→ Set task: Return the listing below exactly, with the pictures dropped.

→ The data:
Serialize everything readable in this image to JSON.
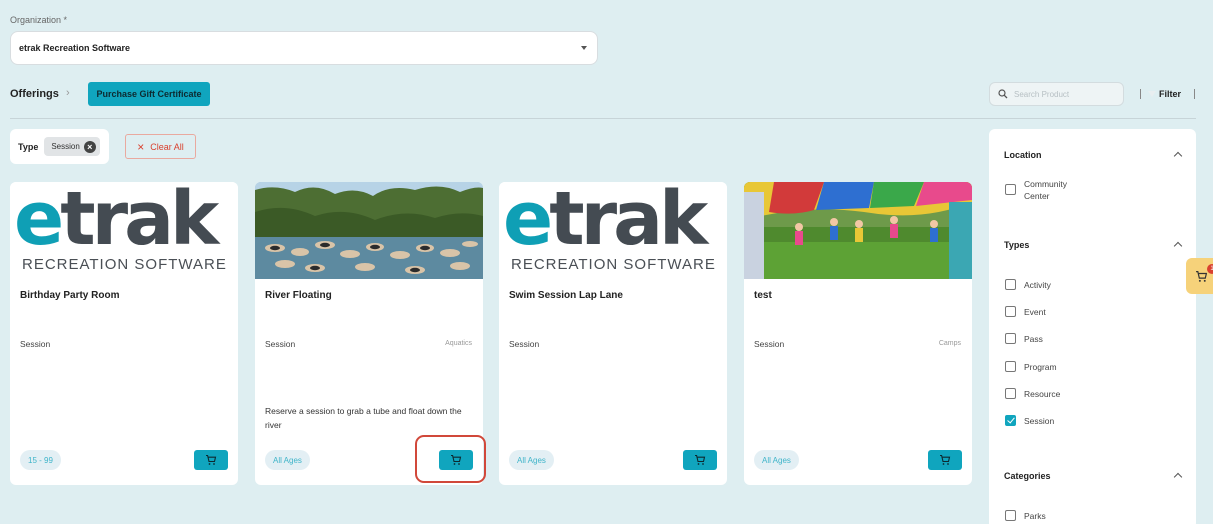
{
  "organization": {
    "label": "Organization *",
    "value": "etrak Recreation Software"
  },
  "header": {
    "breadcrumb": "Offerings",
    "gift_button": "Purchase Gift Certificate",
    "search_placeholder": "Search Product",
    "filter_label": "Filter"
  },
  "filters": {
    "type_label": "Type",
    "type_value": "Session",
    "clear_all": "Clear All"
  },
  "cards": [
    {
      "image": "etrak-logo",
      "logo_text": "trak",
      "logo_sub": "RECREATION SOFTWARE",
      "title": "Birthday Party Room",
      "type": "Session",
      "category": "",
      "description": "",
      "age": "15 - 99"
    },
    {
      "image": "river-photo",
      "title": "River Floating",
      "type": "Session",
      "category": "Aquatics",
      "description": "Reserve a session to grab a tube and float down the river",
      "age": "All Ages"
    },
    {
      "image": "etrak-logo",
      "logo_text": "trak",
      "logo_sub": "RECREATION SOFTWARE",
      "title": "Swim Session Lap Lane",
      "type": "Session",
      "category": "",
      "description": "",
      "age": "All Ages"
    },
    {
      "image": "kids-parachute-photo",
      "title": "test",
      "type": "Session",
      "category": "Camps",
      "description": "",
      "age": "All Ages"
    }
  ],
  "sidebar": {
    "location": {
      "heading": "Location",
      "items": [
        {
          "label": "Community Center",
          "checked": false
        }
      ]
    },
    "types": {
      "heading": "Types",
      "items": [
        {
          "label": "Activity",
          "checked": false
        },
        {
          "label": "Event",
          "checked": false
        },
        {
          "label": "Pass",
          "checked": false
        },
        {
          "label": "Program",
          "checked": false
        },
        {
          "label": "Resource",
          "checked": false
        },
        {
          "label": "Session",
          "checked": true
        }
      ]
    },
    "categories": {
      "heading": "Categories",
      "items": [
        {
          "label": "Parks",
          "checked": false
        }
      ]
    }
  },
  "floating_cart": {
    "badge": "1"
  },
  "colors": {
    "accent": "#10a5be",
    "highlight": "#d1483a",
    "background": "#deeef1"
  }
}
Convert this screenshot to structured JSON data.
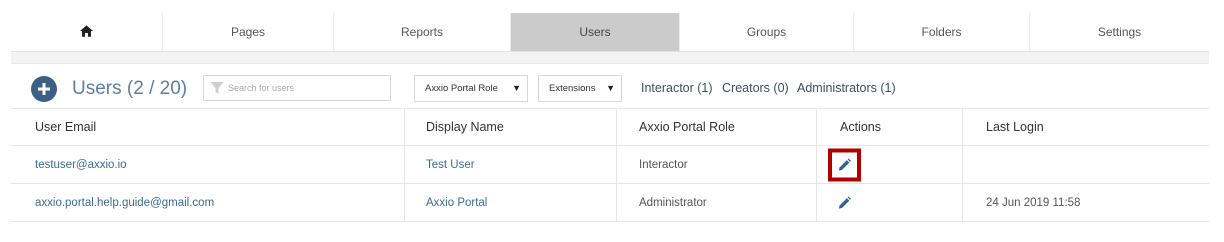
{
  "nav": {
    "home_icon": "home-icon",
    "items": [
      {
        "label": "Pages",
        "active": false
      },
      {
        "label": "Reports",
        "active": false
      },
      {
        "label": "Users",
        "active": true
      },
      {
        "label": "Groups",
        "active": false
      },
      {
        "label": "Folders",
        "active": false
      },
      {
        "label": "Settings",
        "active": false
      }
    ]
  },
  "toolbar": {
    "add_icon": "plus-circle-icon",
    "title": "Users (2 / 20)",
    "search": {
      "placeholder": "Search for users",
      "value": "",
      "icon": "filter-icon"
    },
    "role_select": {
      "value": "Axxio Portal Role"
    },
    "extensions_select": {
      "value": "Extensions"
    },
    "filters": {
      "interactor": "Interactor (1)",
      "creators": "Creators (0)",
      "administrators": "Administrators (1)"
    }
  },
  "table": {
    "columns": [
      "User Email",
      "Display Name",
      "Axxio Portal Role",
      "Actions",
      "Last Login"
    ],
    "rows": [
      {
        "email": "testuser@axxio.io",
        "display_name": "Test User",
        "role": "Interactor",
        "action_icon": "pencil-icon",
        "highlighted": true,
        "last_login": ""
      },
      {
        "email": "axxio.portal.help.guide@gmail.com",
        "display_name": "Axxio Portal",
        "role": "Administrator",
        "action_icon": "pencil-icon",
        "highlighted": false,
        "last_login": "24 Jun 2019 11:58"
      }
    ]
  },
  "colors": {
    "accent": "#3d5f84",
    "link": "#3b6b97",
    "active_tab": "#cbcbcb",
    "highlight_box": "#b00000"
  }
}
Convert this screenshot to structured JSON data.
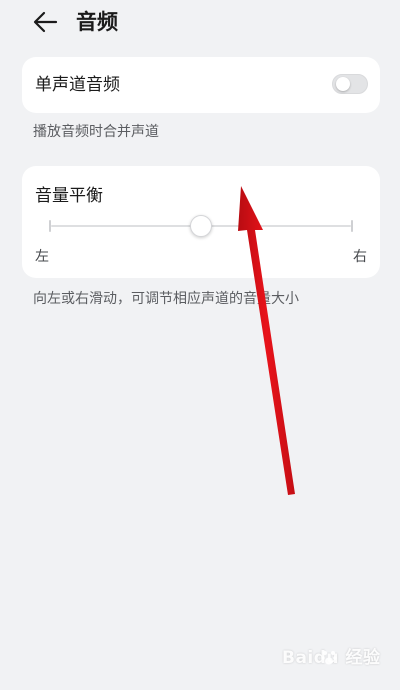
{
  "header": {
    "title": "音频",
    "back_icon": "arrow-left-icon"
  },
  "mono_audio": {
    "label": "单声道音频",
    "enabled": false,
    "hint": "播放音频时合并声道"
  },
  "balance": {
    "label": "音量平衡",
    "value": 0.5,
    "left_label": "左",
    "right_label": "右",
    "hint": "向左或右滑动，可调节相应声道的音量大小"
  },
  "annotation": {
    "arrow_color": "#e8131a"
  },
  "watermark": {
    "text": "Baidu 经验",
    "icon": "baidu-paw-icon"
  }
}
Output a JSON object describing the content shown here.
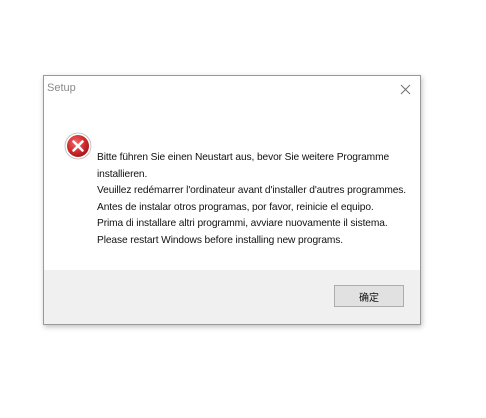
{
  "window": {
    "title": "Setup",
    "close_icon": "close-icon"
  },
  "message": {
    "icon": "error-icon",
    "lines": [
      "Bitte führen Sie einen Neustart aus, bevor Sie weitere Programme",
      "installieren.",
      "Veuillez redémarrer l'ordinateur avant d'installer d'autres programmes.",
      "Antes de instalar otros programas, por favor, reinicie el equipo.",
      "Prima di installare altri programmi, avviare nuovamente il sistema.",
      "Please restart Windows before installing new programs."
    ]
  },
  "footer": {
    "ok_label": "确定"
  },
  "colors": {
    "footer_bg": "#f0f0f0",
    "error_red": "#c8282c"
  }
}
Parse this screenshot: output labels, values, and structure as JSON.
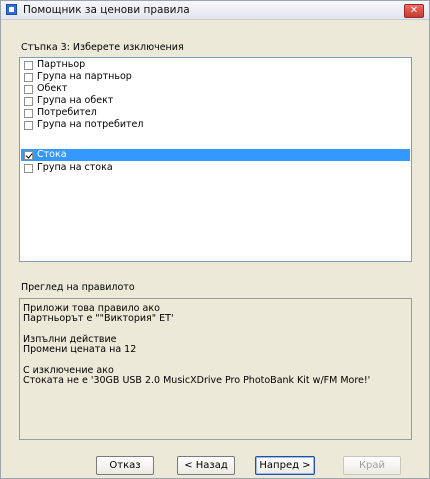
{
  "window": {
    "title": "Помощник за ценови правила",
    "close_glyph": "✕"
  },
  "step": {
    "label": "Стъпка 3: Изберете изключения"
  },
  "exceptions": {
    "items": [
      {
        "label": "Партньор",
        "checked": false,
        "selected": false
      },
      {
        "label": "Група на партньор",
        "checked": false,
        "selected": false
      },
      {
        "label": "Обект",
        "checked": false,
        "selected": false
      },
      {
        "label": "Група на обект",
        "checked": false,
        "selected": false
      },
      {
        "label": "Потребител",
        "checked": false,
        "selected": false
      },
      {
        "label": "Група на потребител",
        "checked": false,
        "selected": false
      },
      {
        "label": "Стока",
        "checked": true,
        "selected": true
      },
      {
        "label": "Група на стока",
        "checked": false,
        "selected": false
      }
    ]
  },
  "review": {
    "label": "Преглед на правилото",
    "lines": {
      "l1": "Приложи това правило ако",
      "l2": "Партньорът  е \"\"Виктория\" ЕТ'",
      "l3": "Изпълни действие",
      "l4": "Промени цената на 12",
      "l5": "С изключение ако",
      "l6": "Стоката не  е '30GB USB 2.0 MusicXDrive Pro PhotoBank Kit w/FM  More!'"
    }
  },
  "buttons": {
    "cancel": "Отказ",
    "back": "< Назад",
    "next": "Напред >",
    "finish": "Край"
  },
  "colors": {
    "selection": "#3399ff",
    "dialog_bg": "#ece9d8"
  }
}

→ Solution:
Serialize everything readable in this image to JSON.
{
  "organization": {
    "label": "Organization *",
    "value": "etrak Recreation Software"
  },
  "header": {
    "breadcrumb": "Offerings",
    "gift_button": "Purchase Gift Certificate",
    "search_placeholder": "Search Product",
    "filter_label": "Filter"
  },
  "filters": {
    "type_label": "Type",
    "type_value": "Session",
    "clear_all": "Clear All"
  },
  "cards": [
    {
      "image": "etrak-logo",
      "logo_text": "trak",
      "logo_sub": "RECREATION SOFTWARE",
      "title": "Birthday Party Room",
      "type": "Session",
      "category": "",
      "description": "",
      "age": "15 - 99"
    },
    {
      "image": "river-photo",
      "title": "River Floating",
      "type": "Session",
      "category": "Aquatics",
      "description": "Reserve a session to grab a tube and float down the river",
      "age": "All Ages"
    },
    {
      "image": "etrak-logo",
      "logo_text": "trak",
      "logo_sub": "RECREATION SOFTWARE",
      "title": "Swim Session Lap Lane",
      "type": "Session",
      "category": "",
      "description": "",
      "age": "All Ages"
    },
    {
      "image": "kids-parachute-photo",
      "title": "test",
      "type": "Session",
      "category": "Camps",
      "description": "",
      "age": "All Ages"
    }
  ],
  "sidebar": {
    "location": {
      "heading": "Location",
      "items": [
        {
          "label": "Community Center",
          "checked": false
        }
      ]
    },
    "types": {
      "heading": "Types",
      "items": [
        {
          "label": "Activity",
          "checked": false
        },
        {
          "label": "Event",
          "checked": false
        },
        {
          "label": "Pass",
          "checked": false
        },
        {
          "label": "Program",
          "checked": false
        },
        {
          "label": "Resource",
          "checked": false
        },
        {
          "label": "Session",
          "checked": true
        }
      ]
    },
    "categories": {
      "heading": "Categories",
      "items": [
        {
          "label": "Parks",
          "checked": false
        }
      ]
    }
  },
  "floating_cart": {
    "badge": "1"
  },
  "colors": {
    "accent": "#10a5be",
    "highlight": "#d1483a",
    "background": "#deeef1"
  }
}
Convert this screenshot to structured JSON data.
{
  "nav": {
    "home_icon": "home-icon",
    "items": [
      {
        "label": "Pages",
        "active": false
      },
      {
        "label": "Reports",
        "active": false
      },
      {
        "label": "Users",
        "active": true
      },
      {
        "label": "Groups",
        "active": false
      },
      {
        "label": "Folders",
        "active": false
      },
      {
        "label": "Settings",
        "active": false
      }
    ]
  },
  "toolbar": {
    "add_icon": "plus-circle-icon",
    "title": "Users (2 / 20)",
    "search": {
      "placeholder": "Search for users",
      "value": "",
      "icon": "filter-icon"
    },
    "role_select": {
      "value": "Axxio Portal Role"
    },
    "extensions_select": {
      "value": "Extensions"
    },
    "filters": {
      "interactor": "Interactor (1)",
      "creators": "Creators (0)",
      "administrators": "Administrators (1)"
    }
  },
  "table": {
    "columns": [
      "User Email",
      "Display Name",
      "Axxio Portal Role",
      "Actions",
      "Last Login"
    ],
    "rows": [
      {
        "email": "testuser@axxio.io",
        "display_name": "Test User",
        "role": "Interactor",
        "action_icon": "pencil-icon",
        "highlighted": true,
        "last_login": ""
      },
      {
        "email": "axxio.portal.help.guide@gmail.com",
        "display_name": "Axxio Portal",
        "role": "Administrator",
        "action_icon": "pencil-icon",
        "highlighted": false,
        "last_login": "24 Jun 2019 11:58"
      }
    ]
  },
  "colors": {
    "accent": "#3d5f84",
    "link": "#3b6b97",
    "active_tab": "#cbcbcb",
    "highlight_box": "#b00000"
  }
}
Convert this screenshot to structured JSON data.
{
  "header": {
    "title": "音频",
    "back_icon": "arrow-left-icon"
  },
  "mono_audio": {
    "label": "单声道音频",
    "enabled": false,
    "hint": "播放音频时合并声道"
  },
  "balance": {
    "label": "音量平衡",
    "value": 0.5,
    "left_label": "左",
    "right_label": "右",
    "hint": "向左或右滑动，可调节相应声道的音量大小"
  },
  "annotation": {
    "arrow_color": "#e8131a"
  },
  "watermark": {
    "text": "Baidu 经验",
    "icon": "baidu-paw-icon"
  }
}
Output a JSON object describing the content shown here.
{
  "window": {
    "title": "Setup",
    "close_icon": "close-icon"
  },
  "message": {
    "icon": "error-icon",
    "lines": [
      "Bitte führen Sie einen Neustart aus, bevor Sie weitere Programme",
      "installieren.",
      "Veuillez redémarrer l'ordinateur avant d'installer d'autres programmes.",
      "Antes de instalar otros programas, por favor, reinicie el equipo.",
      "Prima di installare altri programmi, avviare nuovamente il sistema.",
      "Please restart Windows before installing new programs."
    ]
  },
  "footer": {
    "ok_label": "确定"
  },
  "colors": {
    "footer_bg": "#f0f0f0",
    "error_red": "#c8282c"
  }
}
Parse this screenshot: output labels, values, and structure as JSON.
{
  "window": {
    "title": "Помощник за ценови правила",
    "close_glyph": "✕"
  },
  "step": {
    "label": "Стъпка 3: Изберете изключения"
  },
  "exceptions": {
    "items": [
      {
        "label": "Партньор",
        "checked": false,
        "selected": false
      },
      {
        "label": "Група на партньор",
        "checked": false,
        "selected": false
      },
      {
        "label": "Обект",
        "checked": false,
        "selected": false
      },
      {
        "label": "Група на обект",
        "checked": false,
        "selected": false
      },
      {
        "label": "Потребител",
        "checked": false,
        "selected": false
      },
      {
        "label": "Група на потребител",
        "checked": false,
        "selected": false
      },
      {
        "label": "Стока",
        "checked": true,
        "selected": true
      },
      {
        "label": "Група на стока",
        "checked": false,
        "selected": false
      }
    ]
  },
  "review": {
    "label": "Преглед на правилото",
    "lines": {
      "l1": "Приложи това правило ако",
      "l2": "Партньорът  е \"\"Виктория\" ЕТ'",
      "l3": "Изпълни действие",
      "l4": "Промени цената на 12",
      "l5": "С изключение ако",
      "l6": "Стоката не  е '30GB USB 2.0 MusicXDrive Pro PhotoBank Kit w/FM  More!'"
    }
  },
  "buttons": {
    "cancel": "Отказ",
    "back": "< Назад",
    "next": "Напред >",
    "finish": "Край"
  },
  "colors": {
    "selection": "#3399ff",
    "dialog_bg": "#ece9d8"
  }
}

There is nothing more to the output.